EXERCISE: Write out all of the records precisely. Skip anything that is a picture.

Begin MATERIAL SUPPLIED

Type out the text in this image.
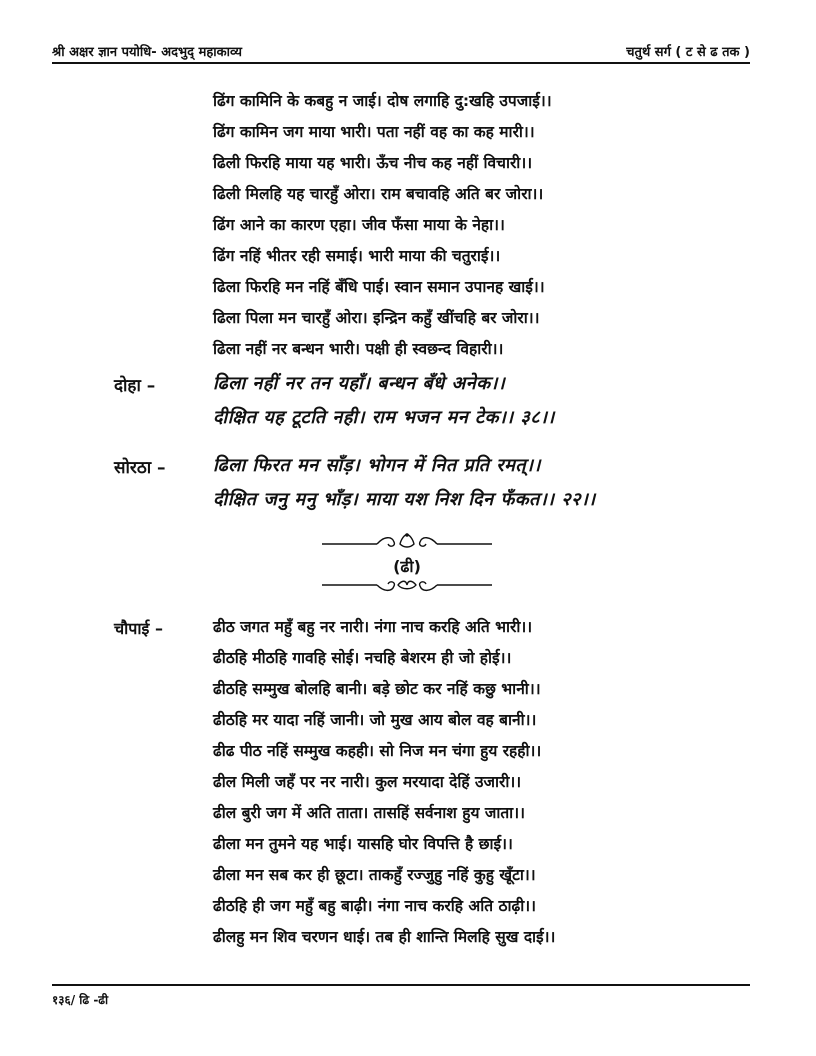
श्री अक्षर ज्ञान पयोधि- अदभुद् महाकाव्य	चतुर्थ सर्ग ( ट से ढ तक )
ढिंग कामिनि के कबहु न जाई। दोष लगाहि दु:खहि उपजाई।।
ढिंग कामिन जग माया भारी। पता नहीं वह का कह मारी।।
ढिली फिरहि माया यह भारी। ऊँच नीच कह नहीं विचारी।।
ढिली मिलहि यह चारहुँ ओरा। राम बचावहि अति बर जोरा।।
ढिंग आने का कारण एहा। जीव फँसा माया के नेहा।।
ढिंग नहिं भीतर रही समाई। भारी माया की चतुराई।।
ढिला फिरहि मन नहिं बँधि पाई। स्वान समान उपानह खाई।।
ढिला पिला मन चारहुँ ओरा। इन्द्रिन कहुँ खींचहि बर जोरा।।
ढिला नहीं नर बन्धन भारी। पक्षी ही स्वछन्द विहारी।।
दोहा –	ढिला नहीं नर तन यहाँ। बन्धन बँधे अनेक।।
दीक्षित यह टूटति नही। राम भजन मन टेक।। ३८।।
सोरठा –	ढिला फिरत मन साँड़। भोगन में नित प्रति रमत्।।
दीक्षित जनु मनु भाँड़। माया यश निश दिन फँकत।। २२।।
(ढी)
चौपाई –	ढीठ जगत महुँ बहु नर नारी। नंगा नाच करहि अति भारी।।
ढीठहि मीठहि गावहि सोई। नचहि बेशरम ही जो होई।।
ढीठहि सम्मुख बोलहि बानी। बड़े छोट कर नहिं कछु भानी।।
ढीठहि मर यादा नहिं जानी। जो मुख आय बोल वह बानी।।
ढीढ पीठ नहिं सम्मुख कहही। सो निज मन चंगा हुय रहही।।
ढील मिली जहँ पर नर नारी। कुल मरयादा देहिं उजारी।।
ढील बुरी जग में अति ताता। तासहिं सर्वनाश हुय जाता।।
ढीला मन तुमने यह भाई। यासहि घोर विपत्ति है छाई।।
ढीला मन सब कर ही छूटा। ताकहुँ रज्जुहु नहिं कुहु खूँटा।।
ढीठहि ही जग महुँ बहु बाढ़ी। नंगा नाच करहि अति ठाढ़ी।।
ढीलहु मन शिव चरणन धाई। तब ही शान्ति मिलहि सुख दाई।।
१३६/ ढि -ढी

End MATERIAL SUPPLIED

THE OUTPUT:
Type out the text in this image.
श्री अक्षर ज्ञान पयोधि- अदभुद् महाकाव्य	चतुर्थ सर्ग ( ट से ढ तक )
ढिंग कामिनि के कबहु न जाई। दोष लगाहि दु:खहि उपजाई।।
ढिंग कामिन जग माया भारी। पता नहीं वह का कह मारी।।
ढिली फिरहि माया यह भारी। ऊँच नीच कह नहीं विचारी।।
ढिली मिलहि यह चारहुँ ओरा। राम बचावहि अति बर जोरा।।
ढिंग आने का कारण एहा। जीव फँसा माया के नेहा।।
ढिंग नहिं भीतर रही समाई। भारी माया की चतुराई।।
ढिला फिरहि मन नहिं बँधि पाई। स्वान समान उपानह खाई।।
ढिला पिला मन चारहुँ ओरा। इन्द्रिन कहुँ खींचहि बर जोरा।।
ढिला नहीं नर बन्धन भारी। पक्षी ही स्वछन्द विहारी।।
दोहा –	ढिला नहीं नर तन यहाँ। बन्धन बँधे अनेक।।
दीक्षित यह टूटति नही। राम भजन मन टेक।। ३८।।
सोरठा –	ढिला फिरत मन साँड़। भोगन में नित प्रति रमत्।।
दीक्षित जनु मनु भाँड़। माया यश निश दिन फँकत।। २२।।
(ढी)
चौपाई –	ढीठ जगत महुँ बहु नर नारी। नंगा नाच करहि अति भारी।।
ढीठहि मीठहि गावहि सोई। नचहि बेशरम ही जो होई।।
ढीठहि सम्मुख बोलहि बानी। बड़े छोट कर नहिं कछु भानी।।
ढीठहि मर यादा नहिं जानी। जो मुख आय बोल वह बानी।।
ढीढ पीठ नहिं सम्मुख कहही। सो निज मन चंगा हुय रहही।।
ढील मिली जहँ पर नर नारी। कुल मरयादा देहिं उजारी।।
ढील बुरी जग में अति ताता। तासहिं सर्वनाश हुय जाता।।
ढीला मन तुमने यह भाई। यासहि घोर विपत्ति है छाई।।
ढीला मन सब कर ही छूटा। ताकहुँ रज्जुहु नहिं कुहु खूँटा।।
ढीठहि ही जग महुँ बहु बाढ़ी। नंगा नाच करहि अति ठाढ़ी।।
ढीलहु मन शिव चरणन धाई। तब ही शान्ति मिलहि सुख दाई।।
१३६/ ढि -ढी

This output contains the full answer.